Your task is to copy each line that has the word "trip".

┄┄┄┄┄┄┄┄┄┄

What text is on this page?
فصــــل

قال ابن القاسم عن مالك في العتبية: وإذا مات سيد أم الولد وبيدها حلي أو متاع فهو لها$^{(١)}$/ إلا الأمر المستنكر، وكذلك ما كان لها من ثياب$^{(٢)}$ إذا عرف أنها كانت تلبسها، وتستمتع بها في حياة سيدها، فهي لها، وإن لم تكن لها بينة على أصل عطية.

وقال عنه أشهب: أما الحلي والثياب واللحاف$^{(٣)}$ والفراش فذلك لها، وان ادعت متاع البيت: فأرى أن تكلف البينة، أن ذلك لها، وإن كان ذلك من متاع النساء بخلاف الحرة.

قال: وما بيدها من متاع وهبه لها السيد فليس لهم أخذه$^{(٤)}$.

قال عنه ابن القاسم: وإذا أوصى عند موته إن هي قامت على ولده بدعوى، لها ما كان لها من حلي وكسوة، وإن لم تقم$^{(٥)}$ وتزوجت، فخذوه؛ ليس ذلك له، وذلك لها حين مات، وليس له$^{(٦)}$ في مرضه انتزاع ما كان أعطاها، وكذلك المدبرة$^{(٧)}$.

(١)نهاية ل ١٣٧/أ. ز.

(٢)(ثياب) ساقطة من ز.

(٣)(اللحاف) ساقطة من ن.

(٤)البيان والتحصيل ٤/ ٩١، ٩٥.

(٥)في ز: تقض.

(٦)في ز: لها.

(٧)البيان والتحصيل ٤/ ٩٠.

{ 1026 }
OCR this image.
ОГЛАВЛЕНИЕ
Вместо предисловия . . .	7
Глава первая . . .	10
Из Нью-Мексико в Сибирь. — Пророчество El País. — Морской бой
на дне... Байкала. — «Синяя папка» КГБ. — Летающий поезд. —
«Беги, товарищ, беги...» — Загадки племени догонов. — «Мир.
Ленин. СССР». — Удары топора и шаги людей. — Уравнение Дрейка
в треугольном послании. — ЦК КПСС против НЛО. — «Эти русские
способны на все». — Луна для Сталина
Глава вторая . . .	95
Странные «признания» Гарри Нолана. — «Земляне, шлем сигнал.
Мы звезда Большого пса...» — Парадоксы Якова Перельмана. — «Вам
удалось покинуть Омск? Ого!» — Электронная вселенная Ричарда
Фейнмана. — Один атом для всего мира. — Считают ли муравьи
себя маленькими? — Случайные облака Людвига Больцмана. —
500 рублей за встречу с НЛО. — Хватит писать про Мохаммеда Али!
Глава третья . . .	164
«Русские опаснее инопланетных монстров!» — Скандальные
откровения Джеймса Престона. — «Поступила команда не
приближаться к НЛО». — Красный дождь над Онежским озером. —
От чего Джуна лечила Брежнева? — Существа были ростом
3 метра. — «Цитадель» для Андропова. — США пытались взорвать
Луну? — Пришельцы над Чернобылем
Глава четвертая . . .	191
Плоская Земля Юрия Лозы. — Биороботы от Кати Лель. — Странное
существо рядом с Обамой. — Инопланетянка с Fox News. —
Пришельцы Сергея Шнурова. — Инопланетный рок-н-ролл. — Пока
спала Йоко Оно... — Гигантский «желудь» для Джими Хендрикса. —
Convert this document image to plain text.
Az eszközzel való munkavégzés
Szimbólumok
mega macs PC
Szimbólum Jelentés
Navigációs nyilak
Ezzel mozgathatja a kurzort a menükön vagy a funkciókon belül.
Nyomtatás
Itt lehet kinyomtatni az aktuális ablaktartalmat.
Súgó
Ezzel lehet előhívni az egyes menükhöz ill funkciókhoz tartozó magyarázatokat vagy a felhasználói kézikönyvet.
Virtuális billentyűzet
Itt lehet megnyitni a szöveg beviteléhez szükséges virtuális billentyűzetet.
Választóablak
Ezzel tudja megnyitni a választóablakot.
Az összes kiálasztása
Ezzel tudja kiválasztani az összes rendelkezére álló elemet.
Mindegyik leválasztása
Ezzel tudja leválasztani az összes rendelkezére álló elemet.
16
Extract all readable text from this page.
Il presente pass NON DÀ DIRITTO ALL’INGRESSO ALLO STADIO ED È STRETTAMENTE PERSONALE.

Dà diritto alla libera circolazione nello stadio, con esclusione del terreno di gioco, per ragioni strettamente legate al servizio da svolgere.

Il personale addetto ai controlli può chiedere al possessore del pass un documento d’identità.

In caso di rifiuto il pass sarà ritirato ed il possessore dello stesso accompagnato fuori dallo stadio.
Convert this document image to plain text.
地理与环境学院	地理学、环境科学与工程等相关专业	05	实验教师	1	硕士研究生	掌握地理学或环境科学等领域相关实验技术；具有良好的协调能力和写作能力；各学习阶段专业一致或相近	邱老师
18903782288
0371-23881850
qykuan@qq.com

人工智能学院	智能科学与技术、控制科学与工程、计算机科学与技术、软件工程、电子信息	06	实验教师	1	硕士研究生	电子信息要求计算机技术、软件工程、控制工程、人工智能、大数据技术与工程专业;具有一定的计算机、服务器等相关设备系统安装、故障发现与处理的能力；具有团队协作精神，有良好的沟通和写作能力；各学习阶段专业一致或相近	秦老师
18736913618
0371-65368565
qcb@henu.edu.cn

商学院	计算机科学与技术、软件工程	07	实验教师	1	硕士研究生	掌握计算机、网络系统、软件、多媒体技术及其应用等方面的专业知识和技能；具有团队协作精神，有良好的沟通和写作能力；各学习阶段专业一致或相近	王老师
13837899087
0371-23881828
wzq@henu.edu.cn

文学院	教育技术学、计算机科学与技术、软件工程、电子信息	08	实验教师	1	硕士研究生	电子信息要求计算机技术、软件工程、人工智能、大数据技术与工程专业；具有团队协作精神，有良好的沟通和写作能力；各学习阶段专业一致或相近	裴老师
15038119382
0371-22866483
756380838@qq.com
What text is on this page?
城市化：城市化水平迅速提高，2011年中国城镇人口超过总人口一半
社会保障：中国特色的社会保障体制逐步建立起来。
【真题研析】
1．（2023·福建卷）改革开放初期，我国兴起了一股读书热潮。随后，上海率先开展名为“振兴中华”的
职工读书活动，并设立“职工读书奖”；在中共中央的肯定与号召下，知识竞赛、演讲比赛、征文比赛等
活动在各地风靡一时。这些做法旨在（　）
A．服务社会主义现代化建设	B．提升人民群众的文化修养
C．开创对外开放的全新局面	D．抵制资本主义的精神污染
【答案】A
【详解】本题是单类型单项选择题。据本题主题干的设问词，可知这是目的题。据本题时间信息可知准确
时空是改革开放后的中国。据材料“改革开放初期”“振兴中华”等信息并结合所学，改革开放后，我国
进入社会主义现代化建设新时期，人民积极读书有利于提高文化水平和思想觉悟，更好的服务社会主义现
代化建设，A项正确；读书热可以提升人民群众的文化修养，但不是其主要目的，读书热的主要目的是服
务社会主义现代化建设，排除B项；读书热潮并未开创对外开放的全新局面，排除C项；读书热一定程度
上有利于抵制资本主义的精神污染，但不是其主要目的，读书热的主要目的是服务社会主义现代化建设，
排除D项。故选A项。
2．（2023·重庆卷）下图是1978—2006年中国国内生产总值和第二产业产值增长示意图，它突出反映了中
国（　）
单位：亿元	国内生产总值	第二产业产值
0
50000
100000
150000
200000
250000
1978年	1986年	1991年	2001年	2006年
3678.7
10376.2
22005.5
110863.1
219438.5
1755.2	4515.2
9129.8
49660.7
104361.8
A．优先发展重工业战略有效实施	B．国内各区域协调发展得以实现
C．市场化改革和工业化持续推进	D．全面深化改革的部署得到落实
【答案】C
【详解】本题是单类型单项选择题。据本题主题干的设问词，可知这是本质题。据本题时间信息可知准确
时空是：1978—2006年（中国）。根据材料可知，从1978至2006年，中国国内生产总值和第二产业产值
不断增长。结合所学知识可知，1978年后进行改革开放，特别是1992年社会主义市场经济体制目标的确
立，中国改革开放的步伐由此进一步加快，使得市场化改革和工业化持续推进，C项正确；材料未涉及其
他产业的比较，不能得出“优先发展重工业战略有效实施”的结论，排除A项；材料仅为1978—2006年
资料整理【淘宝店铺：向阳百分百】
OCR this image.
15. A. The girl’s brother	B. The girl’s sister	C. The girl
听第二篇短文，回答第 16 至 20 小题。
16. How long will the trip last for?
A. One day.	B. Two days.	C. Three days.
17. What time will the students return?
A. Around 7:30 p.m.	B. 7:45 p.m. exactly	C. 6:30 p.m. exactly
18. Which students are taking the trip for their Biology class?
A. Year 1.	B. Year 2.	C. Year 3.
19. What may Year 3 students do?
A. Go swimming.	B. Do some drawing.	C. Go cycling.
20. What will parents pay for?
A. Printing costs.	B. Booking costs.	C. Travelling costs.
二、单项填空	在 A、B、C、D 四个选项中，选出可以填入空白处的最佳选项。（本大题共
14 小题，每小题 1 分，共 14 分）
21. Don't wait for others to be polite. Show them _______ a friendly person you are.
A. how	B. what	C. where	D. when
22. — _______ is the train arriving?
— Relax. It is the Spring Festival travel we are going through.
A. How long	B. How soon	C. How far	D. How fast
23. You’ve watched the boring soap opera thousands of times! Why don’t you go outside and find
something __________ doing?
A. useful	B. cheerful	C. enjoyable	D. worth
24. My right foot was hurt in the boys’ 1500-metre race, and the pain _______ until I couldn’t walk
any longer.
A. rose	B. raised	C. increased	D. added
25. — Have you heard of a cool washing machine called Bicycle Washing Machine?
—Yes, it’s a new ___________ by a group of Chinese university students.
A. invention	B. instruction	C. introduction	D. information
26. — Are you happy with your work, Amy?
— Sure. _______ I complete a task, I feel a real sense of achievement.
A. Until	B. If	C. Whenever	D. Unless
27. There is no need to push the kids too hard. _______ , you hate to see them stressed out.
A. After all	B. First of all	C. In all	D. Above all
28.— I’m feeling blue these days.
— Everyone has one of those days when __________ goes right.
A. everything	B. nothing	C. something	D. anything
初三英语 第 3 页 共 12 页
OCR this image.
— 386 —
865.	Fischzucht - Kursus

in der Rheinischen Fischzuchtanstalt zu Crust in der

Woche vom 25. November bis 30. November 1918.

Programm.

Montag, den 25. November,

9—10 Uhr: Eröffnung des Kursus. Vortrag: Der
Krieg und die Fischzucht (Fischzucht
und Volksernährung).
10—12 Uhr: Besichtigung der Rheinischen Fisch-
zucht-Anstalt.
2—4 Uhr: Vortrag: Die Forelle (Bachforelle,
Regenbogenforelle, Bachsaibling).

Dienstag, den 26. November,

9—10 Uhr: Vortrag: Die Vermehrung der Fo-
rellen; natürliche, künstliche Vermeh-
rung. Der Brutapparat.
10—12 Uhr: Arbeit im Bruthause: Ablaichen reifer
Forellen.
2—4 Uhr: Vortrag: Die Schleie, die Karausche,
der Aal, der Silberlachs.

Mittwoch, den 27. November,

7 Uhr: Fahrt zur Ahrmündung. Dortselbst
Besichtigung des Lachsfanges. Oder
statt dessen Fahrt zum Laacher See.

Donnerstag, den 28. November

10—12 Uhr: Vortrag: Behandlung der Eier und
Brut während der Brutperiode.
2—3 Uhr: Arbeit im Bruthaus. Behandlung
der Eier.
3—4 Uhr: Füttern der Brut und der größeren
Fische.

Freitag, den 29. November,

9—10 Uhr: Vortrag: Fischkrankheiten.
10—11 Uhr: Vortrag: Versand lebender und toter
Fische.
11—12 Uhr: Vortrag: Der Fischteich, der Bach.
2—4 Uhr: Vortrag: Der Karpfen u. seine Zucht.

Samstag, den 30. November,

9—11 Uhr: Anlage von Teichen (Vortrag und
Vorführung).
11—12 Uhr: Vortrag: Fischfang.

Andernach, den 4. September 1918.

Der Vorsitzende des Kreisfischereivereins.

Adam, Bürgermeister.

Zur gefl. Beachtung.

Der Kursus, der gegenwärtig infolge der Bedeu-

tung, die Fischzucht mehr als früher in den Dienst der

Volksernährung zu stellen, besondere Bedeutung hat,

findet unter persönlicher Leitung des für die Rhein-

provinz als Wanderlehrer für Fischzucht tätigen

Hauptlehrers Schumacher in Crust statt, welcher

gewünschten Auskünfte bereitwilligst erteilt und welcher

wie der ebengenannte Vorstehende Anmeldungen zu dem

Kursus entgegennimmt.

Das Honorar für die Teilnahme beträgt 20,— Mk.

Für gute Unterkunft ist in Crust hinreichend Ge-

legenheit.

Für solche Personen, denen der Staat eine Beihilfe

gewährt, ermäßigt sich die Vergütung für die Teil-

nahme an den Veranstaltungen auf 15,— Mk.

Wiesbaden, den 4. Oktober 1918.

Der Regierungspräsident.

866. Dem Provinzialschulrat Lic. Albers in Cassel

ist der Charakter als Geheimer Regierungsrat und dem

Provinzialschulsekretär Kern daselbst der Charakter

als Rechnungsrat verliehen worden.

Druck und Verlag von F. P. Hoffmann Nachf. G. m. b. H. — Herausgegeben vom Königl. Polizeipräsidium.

┄┄┄┄┄┄┄┄┄┄

ANSWER FOR THIS EXERCISE:
16. How long will the trip last for?
18. Which students are taking the trip for their Biology class?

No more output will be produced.